- _GIVEN REQUEST_
Copy the entire news article on Florida and Palm Beach County unemployment word for word.

By Emily Roach - Palm Beach Post Staff Writer



Job growth has picked up at the state and county level, pushing the Florida unemployment rate below the national average, and Palm Beach County’s rate below the statewide average.

That indicates that Palm Beach County’s economy is recovering faster than the state and nation, said Steve Craig, president and CEO of the area’s state-chartered jobs agency, Workforce Alliance. For the first years of the recovery, the county lagged. Last month the county created 1,200 jobs, and saw an increase of 9,300 over last March.

“I have no hesitance in saying Palm Beach County has turned around and is turning around,” said Peter Pignataro, the agency’s performance analysis manager.

Florida’s unemployment rate dropped 0.3 percentage points to 7.5 percent in March, the Department of Economic Opportunity reported Friday. That’s a seasonally adjusted number.

Palm Beach County’s unemployment rate fell 0.6 percentage points to 6.9 percent, a number not adjusted for seasonal fluctuations, so it should be compared to the state unadjusted rate of 7 percent and U.S. unadjusted rate of 7.6 percent.

Martin County saw a 0.6 drop to 7 percent and St. Lucie fell 0.8 percentage points to 8.8 percent.

While Florida had a weak report in February, the first quarter of the year is proving overall to be strong with an average of 18,333 jobs created each month.

Records in a dataset

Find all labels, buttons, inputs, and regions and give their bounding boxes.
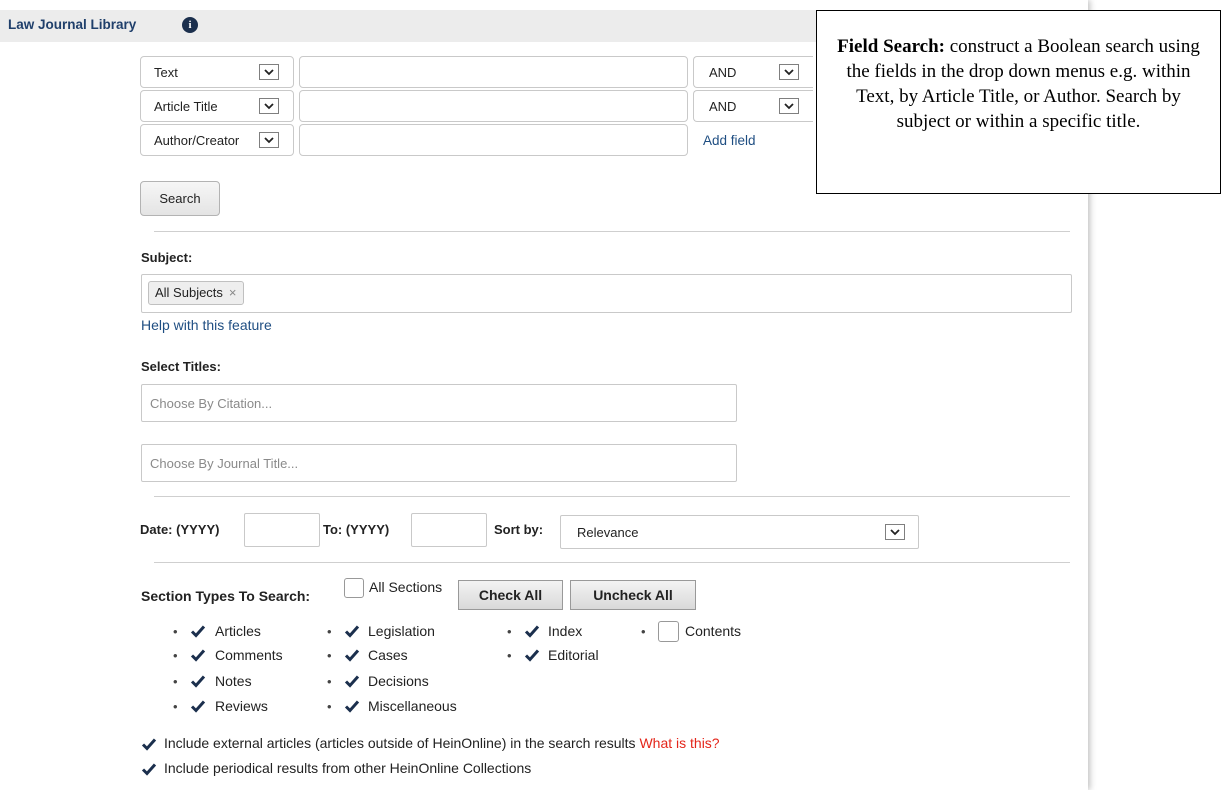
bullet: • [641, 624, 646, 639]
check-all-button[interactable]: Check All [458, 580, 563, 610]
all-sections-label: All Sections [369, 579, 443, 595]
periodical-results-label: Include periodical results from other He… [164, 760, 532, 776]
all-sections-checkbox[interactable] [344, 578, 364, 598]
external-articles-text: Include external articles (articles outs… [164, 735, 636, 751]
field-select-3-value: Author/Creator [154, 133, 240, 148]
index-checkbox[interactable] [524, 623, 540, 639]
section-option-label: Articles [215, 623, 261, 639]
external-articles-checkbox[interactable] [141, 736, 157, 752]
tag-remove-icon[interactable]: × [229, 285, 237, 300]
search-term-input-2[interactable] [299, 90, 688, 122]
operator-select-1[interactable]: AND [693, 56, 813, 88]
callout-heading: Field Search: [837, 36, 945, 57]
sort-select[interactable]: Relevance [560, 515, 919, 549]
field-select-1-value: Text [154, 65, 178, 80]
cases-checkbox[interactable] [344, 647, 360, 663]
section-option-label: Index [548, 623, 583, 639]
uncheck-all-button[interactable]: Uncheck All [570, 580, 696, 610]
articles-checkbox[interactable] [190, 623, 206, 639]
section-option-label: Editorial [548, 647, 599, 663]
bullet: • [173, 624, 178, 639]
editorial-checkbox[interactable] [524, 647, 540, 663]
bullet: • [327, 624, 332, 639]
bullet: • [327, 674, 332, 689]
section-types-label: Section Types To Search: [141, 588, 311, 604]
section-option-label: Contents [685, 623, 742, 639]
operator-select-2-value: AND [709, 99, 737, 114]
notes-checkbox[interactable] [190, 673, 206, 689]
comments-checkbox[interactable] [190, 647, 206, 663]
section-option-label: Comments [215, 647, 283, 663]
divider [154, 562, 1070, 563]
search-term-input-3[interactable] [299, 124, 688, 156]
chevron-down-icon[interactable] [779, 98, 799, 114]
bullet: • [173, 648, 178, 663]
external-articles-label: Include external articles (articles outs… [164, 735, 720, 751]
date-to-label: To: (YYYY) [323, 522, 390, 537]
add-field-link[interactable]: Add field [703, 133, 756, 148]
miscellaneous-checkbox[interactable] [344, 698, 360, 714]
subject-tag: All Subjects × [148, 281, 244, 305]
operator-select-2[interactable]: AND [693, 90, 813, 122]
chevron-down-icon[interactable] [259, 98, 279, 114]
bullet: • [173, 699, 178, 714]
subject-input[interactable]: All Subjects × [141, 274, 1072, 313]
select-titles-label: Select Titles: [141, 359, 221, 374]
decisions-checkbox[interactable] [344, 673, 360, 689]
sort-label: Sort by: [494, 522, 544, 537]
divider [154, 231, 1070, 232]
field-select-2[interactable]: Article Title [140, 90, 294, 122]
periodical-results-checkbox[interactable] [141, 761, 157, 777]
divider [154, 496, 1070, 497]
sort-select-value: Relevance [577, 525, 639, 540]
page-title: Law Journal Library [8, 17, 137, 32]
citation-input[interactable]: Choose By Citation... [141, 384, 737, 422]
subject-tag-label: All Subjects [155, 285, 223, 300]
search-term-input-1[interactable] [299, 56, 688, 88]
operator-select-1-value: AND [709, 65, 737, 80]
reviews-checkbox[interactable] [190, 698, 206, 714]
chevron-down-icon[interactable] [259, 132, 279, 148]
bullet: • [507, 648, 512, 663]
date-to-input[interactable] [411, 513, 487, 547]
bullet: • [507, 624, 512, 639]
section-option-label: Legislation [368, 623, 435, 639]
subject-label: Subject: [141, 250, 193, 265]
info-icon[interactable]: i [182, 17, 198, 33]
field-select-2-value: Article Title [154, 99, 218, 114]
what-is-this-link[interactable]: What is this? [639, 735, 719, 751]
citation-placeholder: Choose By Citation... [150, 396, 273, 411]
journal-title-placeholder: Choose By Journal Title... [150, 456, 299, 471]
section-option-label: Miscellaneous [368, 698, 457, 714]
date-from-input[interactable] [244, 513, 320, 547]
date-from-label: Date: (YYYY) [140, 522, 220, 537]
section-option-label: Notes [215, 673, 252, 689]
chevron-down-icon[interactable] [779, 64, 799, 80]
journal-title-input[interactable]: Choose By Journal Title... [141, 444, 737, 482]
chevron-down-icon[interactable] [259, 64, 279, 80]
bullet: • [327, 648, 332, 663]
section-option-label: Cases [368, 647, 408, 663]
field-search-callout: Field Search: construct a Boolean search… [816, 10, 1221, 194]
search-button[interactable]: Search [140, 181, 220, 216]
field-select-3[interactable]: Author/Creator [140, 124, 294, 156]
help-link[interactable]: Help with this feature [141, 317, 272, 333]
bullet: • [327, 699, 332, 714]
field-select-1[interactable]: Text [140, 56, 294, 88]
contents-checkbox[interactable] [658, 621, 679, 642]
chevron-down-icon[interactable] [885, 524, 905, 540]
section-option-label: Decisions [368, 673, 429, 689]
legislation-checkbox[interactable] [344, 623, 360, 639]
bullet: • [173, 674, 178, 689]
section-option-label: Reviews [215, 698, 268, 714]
==
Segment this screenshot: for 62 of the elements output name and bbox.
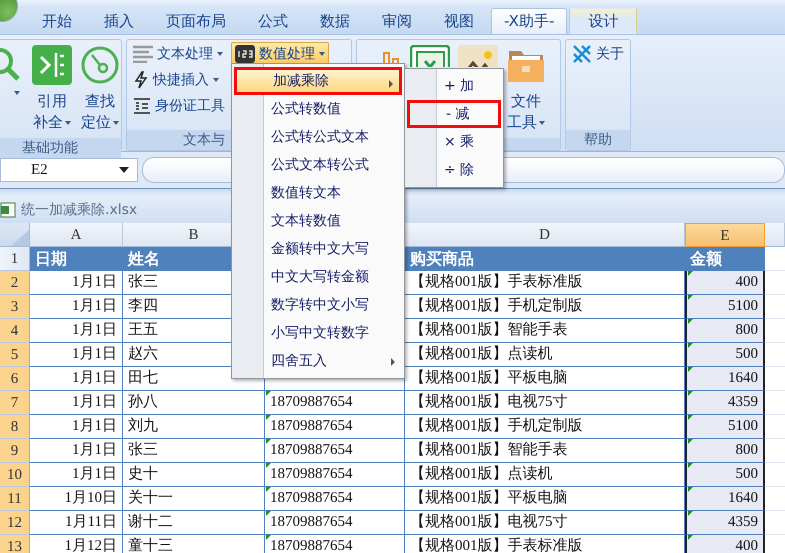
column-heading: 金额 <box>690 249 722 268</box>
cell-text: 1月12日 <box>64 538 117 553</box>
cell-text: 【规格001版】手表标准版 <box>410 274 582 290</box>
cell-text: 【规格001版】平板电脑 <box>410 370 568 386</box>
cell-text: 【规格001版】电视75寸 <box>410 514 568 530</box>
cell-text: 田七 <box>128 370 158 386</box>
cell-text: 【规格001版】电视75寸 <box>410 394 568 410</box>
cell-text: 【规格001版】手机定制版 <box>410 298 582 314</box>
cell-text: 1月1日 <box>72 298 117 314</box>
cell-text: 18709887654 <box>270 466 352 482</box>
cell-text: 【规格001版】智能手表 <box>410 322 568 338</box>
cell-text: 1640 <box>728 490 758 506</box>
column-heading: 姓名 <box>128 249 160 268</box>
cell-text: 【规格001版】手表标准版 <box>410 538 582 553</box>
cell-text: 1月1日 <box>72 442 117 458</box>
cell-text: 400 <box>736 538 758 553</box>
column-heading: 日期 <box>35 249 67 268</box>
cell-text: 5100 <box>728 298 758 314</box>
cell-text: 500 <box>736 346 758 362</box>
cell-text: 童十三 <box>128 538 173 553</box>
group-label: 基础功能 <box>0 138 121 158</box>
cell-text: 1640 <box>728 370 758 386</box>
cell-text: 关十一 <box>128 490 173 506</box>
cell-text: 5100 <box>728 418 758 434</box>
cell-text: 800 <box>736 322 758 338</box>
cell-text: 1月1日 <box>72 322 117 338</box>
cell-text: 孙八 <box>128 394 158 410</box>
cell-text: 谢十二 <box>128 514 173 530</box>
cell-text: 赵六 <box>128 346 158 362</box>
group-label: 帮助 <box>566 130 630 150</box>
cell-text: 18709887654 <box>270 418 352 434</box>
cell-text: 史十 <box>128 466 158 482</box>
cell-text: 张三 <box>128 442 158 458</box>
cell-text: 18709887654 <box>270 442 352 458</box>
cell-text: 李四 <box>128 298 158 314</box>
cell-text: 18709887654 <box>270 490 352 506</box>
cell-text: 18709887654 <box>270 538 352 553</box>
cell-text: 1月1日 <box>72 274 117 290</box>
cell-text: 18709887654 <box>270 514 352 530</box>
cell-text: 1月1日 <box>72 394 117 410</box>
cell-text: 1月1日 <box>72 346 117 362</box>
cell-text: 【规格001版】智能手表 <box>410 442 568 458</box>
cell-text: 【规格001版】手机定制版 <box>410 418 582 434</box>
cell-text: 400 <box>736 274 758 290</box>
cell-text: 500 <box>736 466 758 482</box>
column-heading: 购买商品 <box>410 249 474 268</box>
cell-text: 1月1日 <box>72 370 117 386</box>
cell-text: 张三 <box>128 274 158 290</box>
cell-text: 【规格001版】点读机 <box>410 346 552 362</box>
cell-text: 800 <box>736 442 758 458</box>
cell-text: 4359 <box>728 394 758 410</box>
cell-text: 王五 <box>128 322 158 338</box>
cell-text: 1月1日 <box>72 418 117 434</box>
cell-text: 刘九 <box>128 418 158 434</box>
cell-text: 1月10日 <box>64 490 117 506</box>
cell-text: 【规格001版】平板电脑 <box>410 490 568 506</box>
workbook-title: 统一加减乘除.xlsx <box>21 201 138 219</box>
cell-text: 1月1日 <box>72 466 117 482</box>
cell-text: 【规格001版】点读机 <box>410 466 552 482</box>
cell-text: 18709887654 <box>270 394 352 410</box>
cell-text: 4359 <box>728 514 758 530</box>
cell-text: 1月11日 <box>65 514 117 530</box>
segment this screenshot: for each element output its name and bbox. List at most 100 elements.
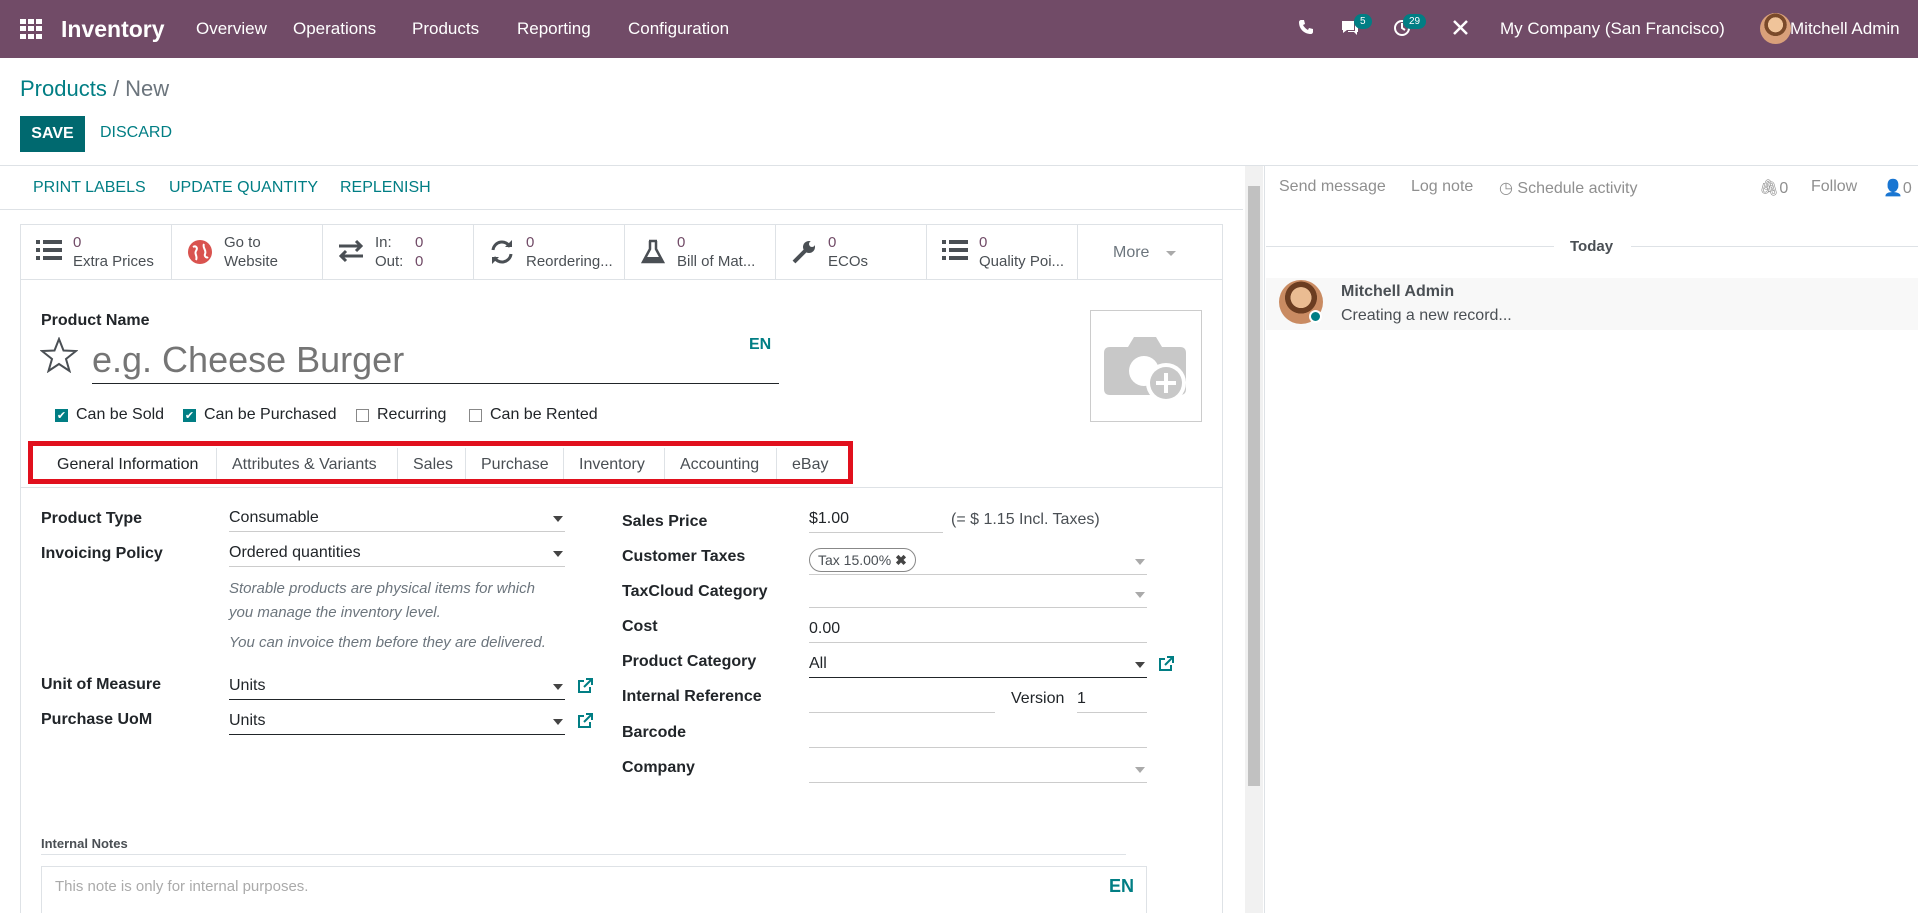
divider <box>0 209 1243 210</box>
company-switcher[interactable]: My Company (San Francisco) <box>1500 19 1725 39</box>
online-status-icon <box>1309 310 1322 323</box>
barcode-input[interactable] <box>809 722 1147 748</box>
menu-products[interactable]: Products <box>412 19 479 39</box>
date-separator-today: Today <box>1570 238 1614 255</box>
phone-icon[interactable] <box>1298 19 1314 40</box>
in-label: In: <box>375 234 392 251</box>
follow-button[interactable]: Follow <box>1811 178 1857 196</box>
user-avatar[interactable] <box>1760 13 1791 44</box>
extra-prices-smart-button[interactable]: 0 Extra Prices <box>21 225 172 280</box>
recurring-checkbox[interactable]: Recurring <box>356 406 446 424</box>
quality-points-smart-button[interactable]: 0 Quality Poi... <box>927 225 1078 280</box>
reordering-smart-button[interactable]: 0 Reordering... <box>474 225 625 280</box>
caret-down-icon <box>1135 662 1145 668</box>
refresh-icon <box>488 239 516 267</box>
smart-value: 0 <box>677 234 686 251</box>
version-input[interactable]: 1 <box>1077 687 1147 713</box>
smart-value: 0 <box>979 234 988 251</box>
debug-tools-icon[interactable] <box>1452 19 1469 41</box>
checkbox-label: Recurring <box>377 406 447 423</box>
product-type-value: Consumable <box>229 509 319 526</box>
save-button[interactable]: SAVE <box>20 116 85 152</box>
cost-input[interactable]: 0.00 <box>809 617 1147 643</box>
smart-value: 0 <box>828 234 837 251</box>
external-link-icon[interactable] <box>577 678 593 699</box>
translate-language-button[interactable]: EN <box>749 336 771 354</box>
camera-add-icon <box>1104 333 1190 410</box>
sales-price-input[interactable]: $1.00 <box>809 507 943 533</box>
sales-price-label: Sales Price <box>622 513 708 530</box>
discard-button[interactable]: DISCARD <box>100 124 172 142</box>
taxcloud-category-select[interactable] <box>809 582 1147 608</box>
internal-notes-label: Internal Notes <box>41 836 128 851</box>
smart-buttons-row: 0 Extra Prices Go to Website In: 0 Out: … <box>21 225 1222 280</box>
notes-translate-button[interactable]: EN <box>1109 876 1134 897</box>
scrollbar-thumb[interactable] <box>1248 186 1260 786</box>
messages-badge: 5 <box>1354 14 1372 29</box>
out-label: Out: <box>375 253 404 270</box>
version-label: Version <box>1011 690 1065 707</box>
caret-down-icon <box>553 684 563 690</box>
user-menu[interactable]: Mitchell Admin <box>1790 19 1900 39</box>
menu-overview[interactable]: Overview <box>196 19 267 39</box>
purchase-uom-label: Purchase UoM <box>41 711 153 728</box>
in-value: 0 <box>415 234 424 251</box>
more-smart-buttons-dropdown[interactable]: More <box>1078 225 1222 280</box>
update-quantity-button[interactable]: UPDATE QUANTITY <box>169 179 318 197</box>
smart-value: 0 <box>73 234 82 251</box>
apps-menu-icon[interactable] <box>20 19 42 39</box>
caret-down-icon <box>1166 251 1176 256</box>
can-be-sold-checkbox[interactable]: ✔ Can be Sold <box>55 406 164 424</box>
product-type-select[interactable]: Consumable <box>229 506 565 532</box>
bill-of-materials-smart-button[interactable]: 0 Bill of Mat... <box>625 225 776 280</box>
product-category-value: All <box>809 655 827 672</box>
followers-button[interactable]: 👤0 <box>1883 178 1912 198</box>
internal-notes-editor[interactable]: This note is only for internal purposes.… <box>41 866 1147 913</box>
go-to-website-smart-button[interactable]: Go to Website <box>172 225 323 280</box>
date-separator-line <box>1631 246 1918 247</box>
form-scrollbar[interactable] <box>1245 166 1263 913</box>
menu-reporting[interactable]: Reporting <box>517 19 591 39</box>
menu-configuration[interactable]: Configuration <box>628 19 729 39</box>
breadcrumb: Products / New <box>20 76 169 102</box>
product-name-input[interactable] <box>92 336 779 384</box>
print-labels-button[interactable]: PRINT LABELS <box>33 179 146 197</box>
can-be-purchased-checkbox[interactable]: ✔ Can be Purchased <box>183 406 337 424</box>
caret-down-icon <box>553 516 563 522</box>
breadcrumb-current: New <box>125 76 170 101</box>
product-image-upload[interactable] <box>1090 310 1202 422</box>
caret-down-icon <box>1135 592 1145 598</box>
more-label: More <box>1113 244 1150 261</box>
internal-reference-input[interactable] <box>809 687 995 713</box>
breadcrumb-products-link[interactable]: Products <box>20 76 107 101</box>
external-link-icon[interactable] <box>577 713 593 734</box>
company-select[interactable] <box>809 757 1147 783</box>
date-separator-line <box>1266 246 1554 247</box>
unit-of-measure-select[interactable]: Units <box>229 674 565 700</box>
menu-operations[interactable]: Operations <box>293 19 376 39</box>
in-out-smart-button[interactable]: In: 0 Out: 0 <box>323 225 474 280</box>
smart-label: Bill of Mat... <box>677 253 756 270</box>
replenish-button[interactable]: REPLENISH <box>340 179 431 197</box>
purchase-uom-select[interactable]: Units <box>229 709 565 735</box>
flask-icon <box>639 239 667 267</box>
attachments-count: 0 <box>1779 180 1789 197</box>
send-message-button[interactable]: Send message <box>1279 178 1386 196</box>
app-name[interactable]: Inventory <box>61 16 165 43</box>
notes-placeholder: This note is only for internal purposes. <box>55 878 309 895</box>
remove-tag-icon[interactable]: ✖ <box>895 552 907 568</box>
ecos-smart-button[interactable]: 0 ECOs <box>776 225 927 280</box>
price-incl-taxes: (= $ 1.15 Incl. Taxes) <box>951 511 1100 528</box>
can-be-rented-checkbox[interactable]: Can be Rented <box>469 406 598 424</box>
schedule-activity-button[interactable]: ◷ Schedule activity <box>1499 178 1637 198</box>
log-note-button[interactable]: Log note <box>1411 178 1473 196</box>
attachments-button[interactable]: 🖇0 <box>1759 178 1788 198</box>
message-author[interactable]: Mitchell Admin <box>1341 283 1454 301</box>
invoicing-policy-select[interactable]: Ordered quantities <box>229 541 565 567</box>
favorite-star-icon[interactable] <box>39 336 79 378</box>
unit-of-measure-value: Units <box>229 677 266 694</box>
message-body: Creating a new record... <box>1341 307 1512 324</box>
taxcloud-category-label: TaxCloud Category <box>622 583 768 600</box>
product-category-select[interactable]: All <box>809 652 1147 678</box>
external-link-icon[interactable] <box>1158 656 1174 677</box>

- _RESPONSE TO THIS TASK_
By Emily Roach - Palm Beach Post Staff Writer



Job growth has picked up at the state and county level, pushing the Florida unemployment rate below the national average, and Palm Beach County’s rate below the statewide average.

That indicates that Palm Beach County’s economy is recovering faster than the state and nation, said Steve Craig, president and CEO of the area’s state-chartered jobs agency, Workforce Alliance. For the first years of the recovery, the county lagged. Last month the county created 1,200 jobs, and saw an increase of 9,300 over last March.

“I have no hesitance in saying Palm Beach County has turned around and is turning around,” said Peter Pignataro, the agency’s performance analysis manager.

Florida’s unemployment rate dropped 0.3 percentage points to 7.5 percent in March, the Department of Economic Opportunity reported Friday. That’s a seasonally adjusted number.

Palm Beach County’s unemployment rate fell 0.6 percentage points to 6.9 percent, a number not adjusted for seasonal fluctuations, so it should be compared to the state unadjusted rate of 7 percent and U.S. unadjusted rate of 7.6 percent.

Martin County saw a 0.6 drop to 7 percent and St. Lucie fell 0.8 percentage points to 8.8 percent.

While Florida had a weak report in February, the first quarter of the year is proving overall to be strong with an average of 18,333 jobs created each month.